[Data items]
====
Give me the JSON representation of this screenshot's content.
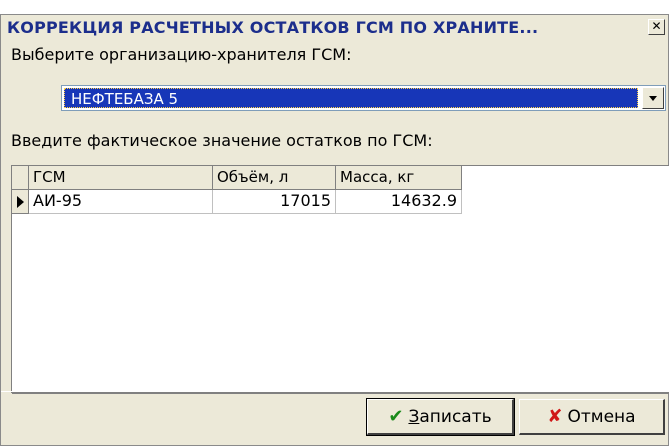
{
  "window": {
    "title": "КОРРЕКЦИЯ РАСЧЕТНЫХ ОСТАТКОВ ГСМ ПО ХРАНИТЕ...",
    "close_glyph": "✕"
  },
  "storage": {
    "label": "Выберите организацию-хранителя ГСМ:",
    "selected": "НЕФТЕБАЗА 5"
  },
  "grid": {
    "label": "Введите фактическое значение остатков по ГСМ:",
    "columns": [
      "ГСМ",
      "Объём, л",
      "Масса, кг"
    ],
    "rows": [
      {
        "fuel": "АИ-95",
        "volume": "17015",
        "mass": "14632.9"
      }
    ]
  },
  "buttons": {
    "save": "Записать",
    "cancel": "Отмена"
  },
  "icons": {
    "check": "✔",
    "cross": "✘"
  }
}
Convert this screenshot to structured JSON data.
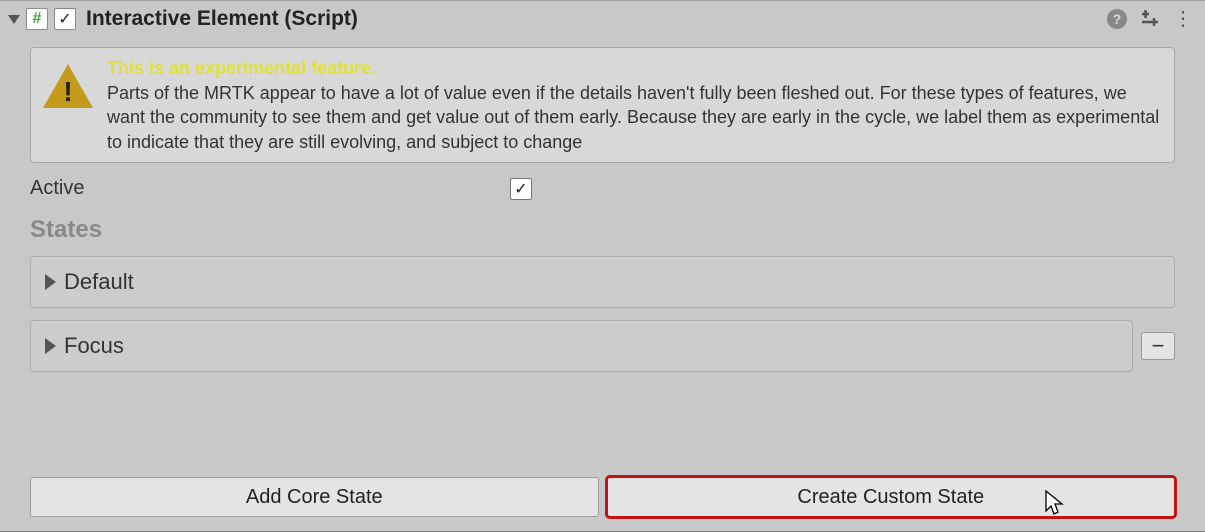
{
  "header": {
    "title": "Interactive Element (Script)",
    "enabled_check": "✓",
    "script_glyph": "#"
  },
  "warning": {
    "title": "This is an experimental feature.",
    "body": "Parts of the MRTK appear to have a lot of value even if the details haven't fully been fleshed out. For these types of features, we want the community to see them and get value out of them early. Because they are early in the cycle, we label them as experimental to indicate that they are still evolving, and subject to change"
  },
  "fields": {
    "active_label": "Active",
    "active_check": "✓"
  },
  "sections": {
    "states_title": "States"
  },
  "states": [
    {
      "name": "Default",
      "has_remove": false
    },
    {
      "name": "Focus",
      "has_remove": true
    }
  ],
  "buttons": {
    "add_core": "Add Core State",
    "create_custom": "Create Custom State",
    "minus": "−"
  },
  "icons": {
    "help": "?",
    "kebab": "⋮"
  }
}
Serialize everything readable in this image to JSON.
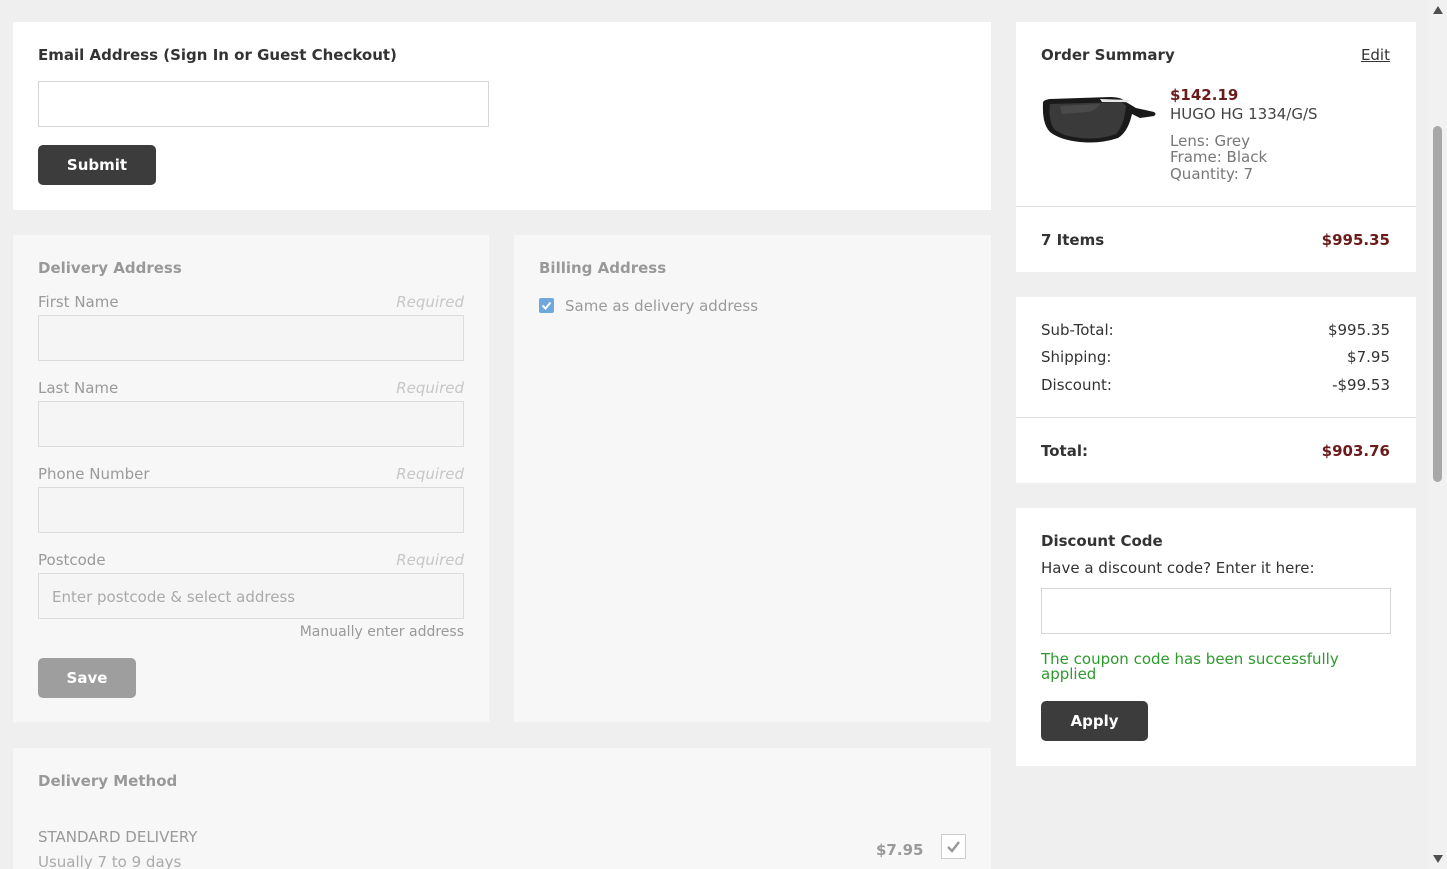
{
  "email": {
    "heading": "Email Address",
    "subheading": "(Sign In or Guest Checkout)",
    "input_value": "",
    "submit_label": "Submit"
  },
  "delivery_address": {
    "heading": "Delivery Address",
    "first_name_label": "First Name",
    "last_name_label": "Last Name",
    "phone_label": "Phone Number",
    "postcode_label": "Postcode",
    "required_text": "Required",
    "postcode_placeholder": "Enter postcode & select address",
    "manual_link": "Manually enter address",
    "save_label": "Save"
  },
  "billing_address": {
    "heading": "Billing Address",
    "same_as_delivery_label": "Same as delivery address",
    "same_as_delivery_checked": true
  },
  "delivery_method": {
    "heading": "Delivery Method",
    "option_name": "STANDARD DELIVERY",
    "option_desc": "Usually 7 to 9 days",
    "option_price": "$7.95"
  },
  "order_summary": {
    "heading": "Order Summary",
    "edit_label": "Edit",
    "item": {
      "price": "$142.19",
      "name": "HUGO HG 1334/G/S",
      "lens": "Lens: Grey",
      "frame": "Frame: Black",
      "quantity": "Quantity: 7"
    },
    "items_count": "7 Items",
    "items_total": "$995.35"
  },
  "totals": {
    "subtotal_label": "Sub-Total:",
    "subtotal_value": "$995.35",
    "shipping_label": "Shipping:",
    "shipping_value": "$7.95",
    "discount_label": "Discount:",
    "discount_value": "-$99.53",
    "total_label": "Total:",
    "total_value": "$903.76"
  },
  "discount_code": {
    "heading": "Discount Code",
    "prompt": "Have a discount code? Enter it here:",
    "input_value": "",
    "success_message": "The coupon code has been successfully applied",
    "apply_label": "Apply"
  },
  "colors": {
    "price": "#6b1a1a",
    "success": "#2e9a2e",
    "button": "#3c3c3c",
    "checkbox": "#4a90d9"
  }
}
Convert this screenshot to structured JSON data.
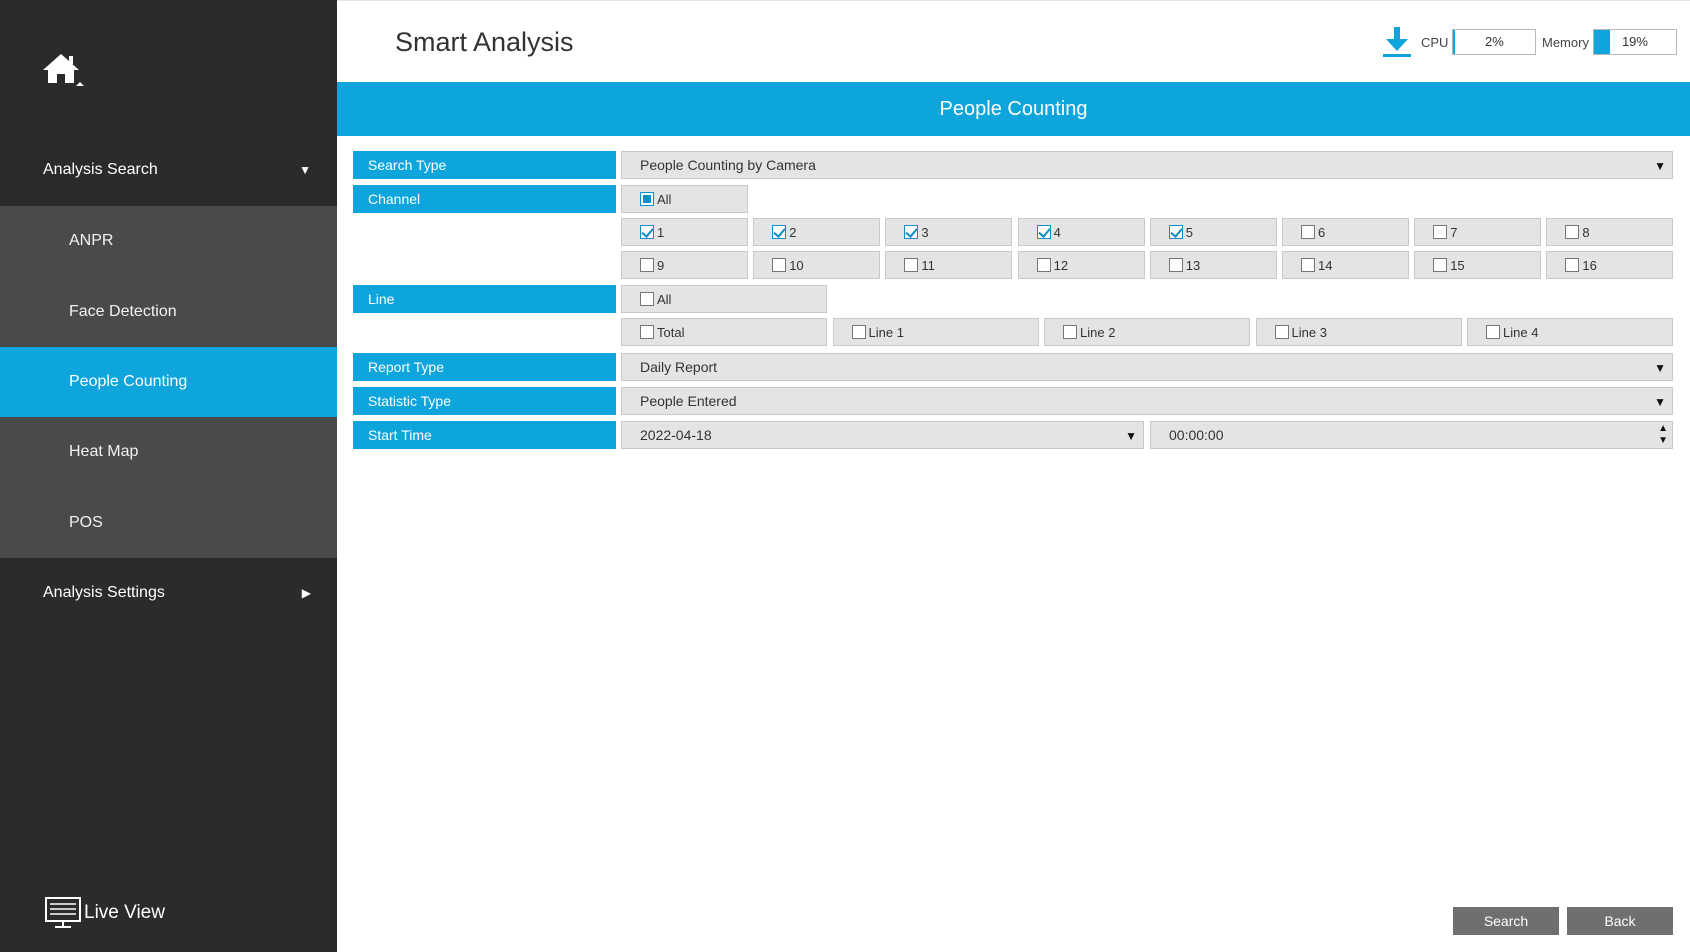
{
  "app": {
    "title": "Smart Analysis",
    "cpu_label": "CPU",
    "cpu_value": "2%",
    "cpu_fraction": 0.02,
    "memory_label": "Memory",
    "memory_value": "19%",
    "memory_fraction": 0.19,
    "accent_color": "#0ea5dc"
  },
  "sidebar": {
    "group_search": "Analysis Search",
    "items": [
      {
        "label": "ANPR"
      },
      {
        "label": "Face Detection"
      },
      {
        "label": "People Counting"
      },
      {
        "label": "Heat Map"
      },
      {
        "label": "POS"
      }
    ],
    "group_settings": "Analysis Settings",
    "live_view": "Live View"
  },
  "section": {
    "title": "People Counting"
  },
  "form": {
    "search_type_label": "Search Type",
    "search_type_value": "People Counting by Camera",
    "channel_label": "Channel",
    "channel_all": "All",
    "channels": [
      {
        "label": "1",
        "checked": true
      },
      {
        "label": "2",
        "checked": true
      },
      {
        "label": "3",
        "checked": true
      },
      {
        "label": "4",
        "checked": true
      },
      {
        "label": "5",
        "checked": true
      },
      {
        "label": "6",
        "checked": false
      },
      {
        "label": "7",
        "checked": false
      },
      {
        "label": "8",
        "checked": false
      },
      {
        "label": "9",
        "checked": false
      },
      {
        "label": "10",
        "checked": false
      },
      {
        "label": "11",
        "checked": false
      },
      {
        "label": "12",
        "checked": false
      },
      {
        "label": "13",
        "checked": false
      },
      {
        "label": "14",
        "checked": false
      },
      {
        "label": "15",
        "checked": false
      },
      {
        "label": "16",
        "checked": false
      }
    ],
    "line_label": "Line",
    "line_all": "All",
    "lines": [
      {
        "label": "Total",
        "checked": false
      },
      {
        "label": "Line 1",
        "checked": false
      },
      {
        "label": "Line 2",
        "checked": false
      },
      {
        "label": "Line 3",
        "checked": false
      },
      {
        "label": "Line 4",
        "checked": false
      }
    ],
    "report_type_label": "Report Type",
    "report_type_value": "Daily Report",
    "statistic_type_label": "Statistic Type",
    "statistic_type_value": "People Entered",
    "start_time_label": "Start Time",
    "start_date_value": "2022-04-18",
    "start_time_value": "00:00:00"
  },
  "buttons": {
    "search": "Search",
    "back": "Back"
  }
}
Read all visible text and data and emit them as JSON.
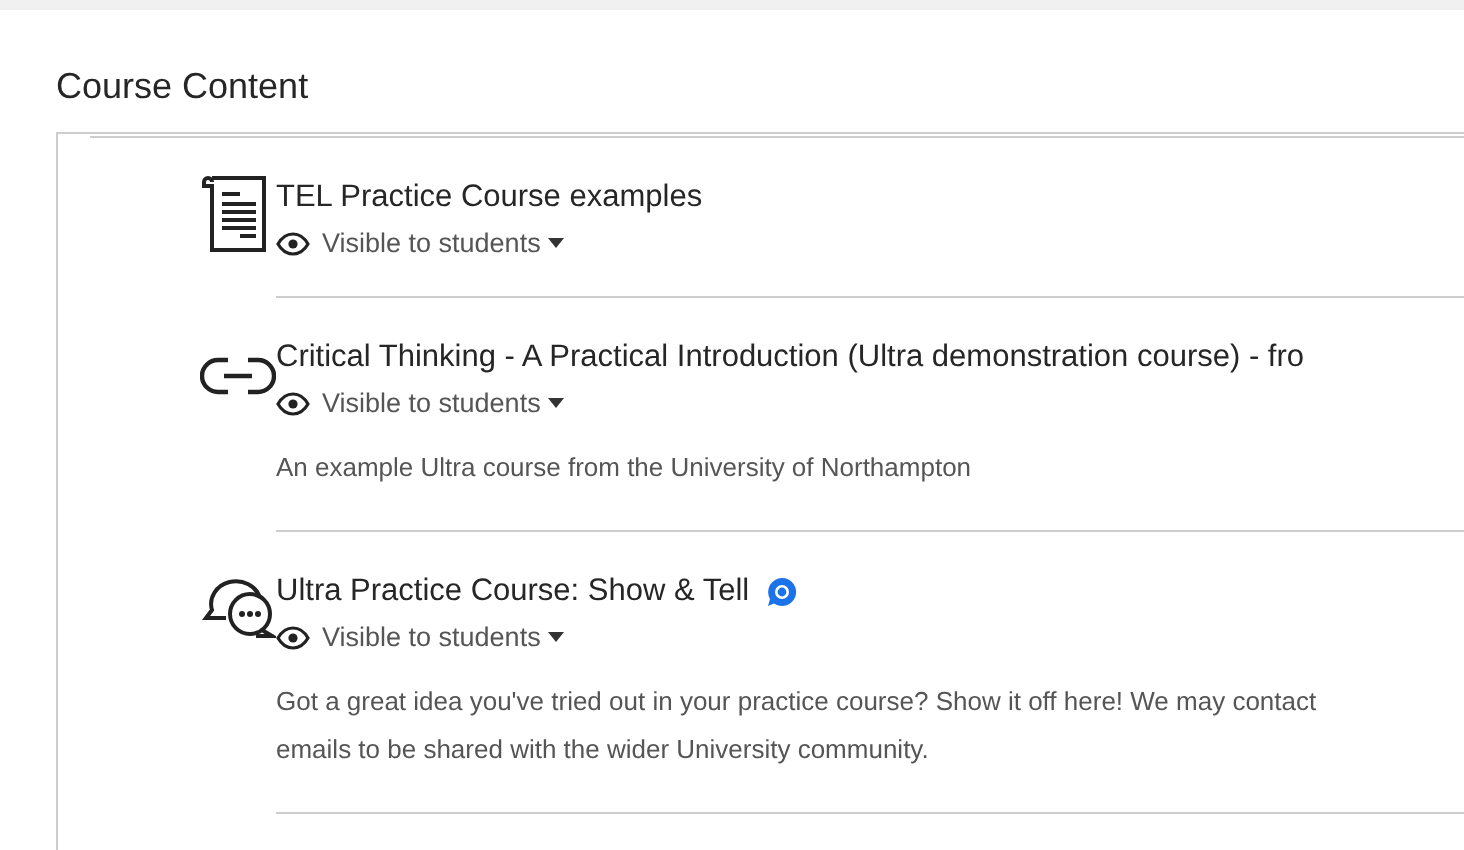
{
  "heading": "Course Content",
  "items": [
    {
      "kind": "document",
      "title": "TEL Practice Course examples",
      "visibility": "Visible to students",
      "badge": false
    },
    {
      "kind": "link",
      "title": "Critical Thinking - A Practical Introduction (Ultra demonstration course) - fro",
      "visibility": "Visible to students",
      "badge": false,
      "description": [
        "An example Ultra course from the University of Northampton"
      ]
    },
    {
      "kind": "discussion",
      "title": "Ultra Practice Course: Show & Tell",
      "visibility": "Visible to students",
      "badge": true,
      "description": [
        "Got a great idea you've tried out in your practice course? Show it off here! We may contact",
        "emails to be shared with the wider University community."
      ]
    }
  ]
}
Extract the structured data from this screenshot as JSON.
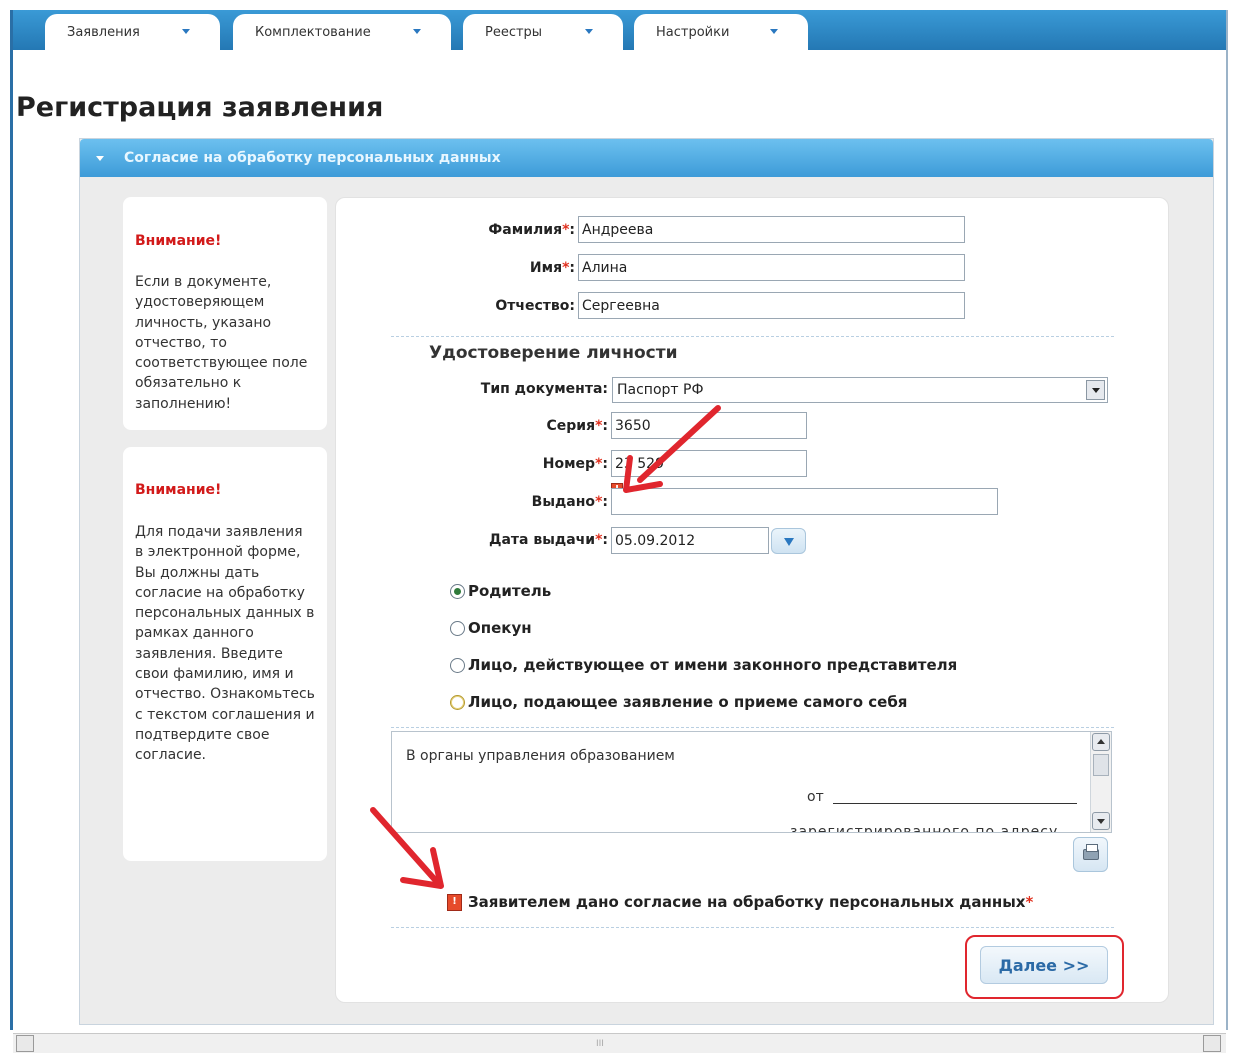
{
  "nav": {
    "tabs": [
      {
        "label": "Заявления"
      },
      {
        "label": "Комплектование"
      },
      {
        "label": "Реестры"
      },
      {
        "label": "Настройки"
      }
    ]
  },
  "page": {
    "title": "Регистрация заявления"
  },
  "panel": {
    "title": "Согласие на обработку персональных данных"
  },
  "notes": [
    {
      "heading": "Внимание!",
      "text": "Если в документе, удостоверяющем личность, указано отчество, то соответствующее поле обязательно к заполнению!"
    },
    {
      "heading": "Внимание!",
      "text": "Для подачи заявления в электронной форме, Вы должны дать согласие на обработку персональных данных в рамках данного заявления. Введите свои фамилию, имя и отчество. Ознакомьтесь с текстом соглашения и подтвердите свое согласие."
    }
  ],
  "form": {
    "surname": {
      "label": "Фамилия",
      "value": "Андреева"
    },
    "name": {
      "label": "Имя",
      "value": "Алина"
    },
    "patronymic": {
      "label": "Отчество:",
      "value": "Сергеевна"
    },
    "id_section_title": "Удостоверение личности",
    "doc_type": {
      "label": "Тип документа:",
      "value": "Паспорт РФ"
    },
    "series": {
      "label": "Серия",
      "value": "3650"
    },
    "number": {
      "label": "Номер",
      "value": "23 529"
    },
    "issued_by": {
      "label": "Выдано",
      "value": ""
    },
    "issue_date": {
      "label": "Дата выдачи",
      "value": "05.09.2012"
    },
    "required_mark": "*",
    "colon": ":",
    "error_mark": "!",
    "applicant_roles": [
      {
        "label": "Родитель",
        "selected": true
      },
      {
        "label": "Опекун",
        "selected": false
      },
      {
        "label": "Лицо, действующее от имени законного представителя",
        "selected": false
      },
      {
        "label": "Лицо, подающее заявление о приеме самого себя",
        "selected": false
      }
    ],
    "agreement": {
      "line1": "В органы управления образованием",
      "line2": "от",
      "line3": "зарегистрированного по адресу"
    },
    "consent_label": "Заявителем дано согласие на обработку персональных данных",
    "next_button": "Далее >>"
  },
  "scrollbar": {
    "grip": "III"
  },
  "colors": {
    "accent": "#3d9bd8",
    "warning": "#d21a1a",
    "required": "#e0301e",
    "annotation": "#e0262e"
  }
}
====
**Written problem**
Show all lines in the entries above where the string "from" appears.

**Task solution**
        "An example Ultra course from the University of Northampton"
Extract the structured data from this screenshot as JSON.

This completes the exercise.